O que se pede: Reproduza fielmente, da resenha sobre o romance de Alex Andrade, tudo desde "Bastam não mais" até "seu novo livro.".

Texto citado:
════
Romance de Alex Andrade se sustenta na construção de sua protagonista

Romance de Alex Andrade se sustenta na construção de sua protagonista

Se ainda existe algum ruído acerca dessas polêmicas que volta e meia surgem no meio literário sobre quem pode escrever sobre o quê, “Para os que Ficam” é a prova definitiva de que sensibilidade criativa e domínio técnico superam qualquer coro de regra.

Bastam não mais que duas páginas, para o leitor ser totalmente atraído pela veracidade de sua protagonista, uma mulher de meia-idade de voz e personalidade magnéticas, refém de conflitos de fácil identificação. Seu criador, o carioca Alex Andrade, mostra que talento literário é a única concessão para retratar quem quer se seja numa trama ficcional, elegendo a (des)construção de sua personagem como estrela de seu novo livro.

Ana é quem controla a tessitura da história. Agente ao mesmo tempo que testemunha dos fatos, sua narração entrecruza curso do presente e trânsito de pensamentos dentro do espaço limitado da casa, no tempo do agora e do antes no contexto de um drama familiar. Sua vida se resume a cuidar do pai que passou de noventa anos e existe entre lapsos de lucidez e períodos de senilidade, presa a uma rotina de consultas, exames, horários de remédios e tarefas domésticas. Tem dois irmãos mais novos que se mantêm distantes e raramente telefonam. Coube a ela a renúncia de si para assumir o posto permanente de filha, drenada de toda energia a ponto de não mais reconhecer se está “exausta do mundo” ou se seu “estado letárgico se acentua cada vez mais”.

Ainda assim, não há qualquer gosto autocomiserativo ou melodramático em seu relato. Longe disso. A personagem passa o dia se alimentando de cigarro e em busca de um gole de cerveja, faz observações ácidas, zomba de sua condição. “Penso em parar de fumar, mas acho que estou velha para esquecer antigos hábitos.” O texto consegue um equilíbrio de tom transitando de um humor a outro de maneira intuitiva, sem apelar pela óbvia estrutura dos módulos dissonantes. Mesmo quando vai fundo na sensibilidade, a abordagem não dissenti do comportamento narrativo, sendo comovente pela circunstância e não pelo esforço das palavras. Assim é, por exemplo, quando se narra o momento do banho, do pai envergonhado de estar nu diante da filha, da fragilidade e dos silêncios mútuos. As pausas têm papel importante. Um vazio que transborda significados.
════
Trecho dos dados:
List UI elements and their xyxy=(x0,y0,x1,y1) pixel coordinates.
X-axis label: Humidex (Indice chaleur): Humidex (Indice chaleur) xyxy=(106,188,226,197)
════
Resposta à tarefa:
Bastam não mais que duas páginas, para o leitor ser totalmente atraído pela veracidade de sua protagonista, uma mulher de meia-idade de voz e personalidade magnéticas, refém de conflitos de fácil identificação. Seu criador, o carioca Alex Andrade, mostra que talento literário é a única concessão para retratar quem quer se seja numa trama ficcional, elegendo a (des)construção de sua personagem como estrela de seu novo livro.